**What you will do**. Output the data below in full, character for character.
--- Begin Data provided ---
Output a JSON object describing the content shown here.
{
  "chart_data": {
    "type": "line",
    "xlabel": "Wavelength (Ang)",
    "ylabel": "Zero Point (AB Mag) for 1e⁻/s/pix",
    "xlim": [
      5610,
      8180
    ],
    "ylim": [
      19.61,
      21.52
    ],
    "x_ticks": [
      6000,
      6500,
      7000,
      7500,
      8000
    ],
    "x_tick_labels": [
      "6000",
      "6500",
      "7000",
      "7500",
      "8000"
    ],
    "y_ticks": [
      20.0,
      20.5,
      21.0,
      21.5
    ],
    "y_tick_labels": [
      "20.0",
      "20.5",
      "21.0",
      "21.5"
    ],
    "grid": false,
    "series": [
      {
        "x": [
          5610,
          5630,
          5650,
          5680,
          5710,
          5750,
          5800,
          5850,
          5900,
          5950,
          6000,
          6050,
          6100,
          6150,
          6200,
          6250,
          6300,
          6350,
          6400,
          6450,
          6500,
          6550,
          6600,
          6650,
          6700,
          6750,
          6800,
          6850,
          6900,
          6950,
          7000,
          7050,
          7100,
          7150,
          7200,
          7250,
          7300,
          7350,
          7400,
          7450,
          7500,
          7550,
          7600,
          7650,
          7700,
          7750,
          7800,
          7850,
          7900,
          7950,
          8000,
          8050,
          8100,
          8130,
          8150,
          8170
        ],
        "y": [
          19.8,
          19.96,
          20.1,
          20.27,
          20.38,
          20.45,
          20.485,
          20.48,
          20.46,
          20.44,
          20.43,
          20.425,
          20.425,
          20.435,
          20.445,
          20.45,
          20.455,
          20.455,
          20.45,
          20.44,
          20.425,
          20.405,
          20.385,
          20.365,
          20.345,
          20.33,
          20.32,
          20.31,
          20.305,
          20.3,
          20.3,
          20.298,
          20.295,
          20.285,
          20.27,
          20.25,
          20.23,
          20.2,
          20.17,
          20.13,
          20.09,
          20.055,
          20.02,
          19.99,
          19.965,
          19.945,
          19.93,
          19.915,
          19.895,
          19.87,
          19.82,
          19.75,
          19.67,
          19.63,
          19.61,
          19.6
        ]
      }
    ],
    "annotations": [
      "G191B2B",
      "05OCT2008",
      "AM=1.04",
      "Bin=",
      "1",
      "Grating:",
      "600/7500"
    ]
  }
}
--- End Data provided ---
**Written reply**.
Output a JSON object describing the content shown here.
{
  "chart_data": {
    "type": "line",
    "xlabel": "Wavelength (Ang)",
    "ylabel": "Zero Point (AB Mag) for 1e⁻/s/pix",
    "xlim": [
      5610,
      8180
    ],
    "ylim": [
      19.61,
      21.52
    ],
    "x_ticks": [
      6000,
      6500,
      7000,
      7500,
      8000
    ],
    "x_tick_labels": [
      "6000",
      "6500",
      "7000",
      "7500",
      "8000"
    ],
    "y_ticks": [
      20.0,
      20.5,
      21.0,
      21.5
    ],
    "y_tick_labels": [
      "20.0",
      "20.5",
      "21.0",
      "21.5"
    ],
    "grid": false,
    "series": [
      {
        "x": [
          5610,
          5630,
          5650,
          5680,
          5710,
          5750,
          5800,
          5850,
          5900,
          5950,
          6000,
          6050,
          6100,
          6150,
          6200,
          6250,
          6300,
          6350,
          6400,
          6450,
          6500,
          6550,
          6600,
          6650,
          6700,
          6750,
          6800,
          6850,
          6900,
          6950,
          7000,
          7050,
          7100,
          7150,
          7200,
          7250,
          7300,
          7350,
          7400,
          7450,
          7500,
          7550,
          7600,
          7650,
          7700,
          7750,
          7800,
          7850,
          7900,
          7950,
          8000,
          8050,
          8100,
          8130,
          8150,
          8170
        ],
        "y": [
          19.8,
          19.96,
          20.1,
          20.27,
          20.38,
          20.45,
          20.485,
          20.48,
          20.46,
          20.44,
          20.43,
          20.425,
          20.425,
          20.435,
          20.445,
          20.45,
          20.455,
          20.455,
          20.45,
          20.44,
          20.425,
          20.405,
          20.385,
          20.365,
          20.345,
          20.33,
          20.32,
          20.31,
          20.305,
          20.3,
          20.3,
          20.298,
          20.295,
          20.285,
          20.27,
          20.25,
          20.23,
          20.2,
          20.17,
          20.13,
          20.09,
          20.055,
          20.02,
          19.99,
          19.965,
          19.945,
          19.93,
          19.915,
          19.895,
          19.87,
          19.82,
          19.75,
          19.67,
          19.63,
          19.61,
          19.6
        ]
      }
    ],
    "annotations": [
      "G191B2B",
      "05OCT2008",
      "AM=1.04",
      "Bin=",
      "1",
      "Grating:",
      "600/7500"
    ]
  }
}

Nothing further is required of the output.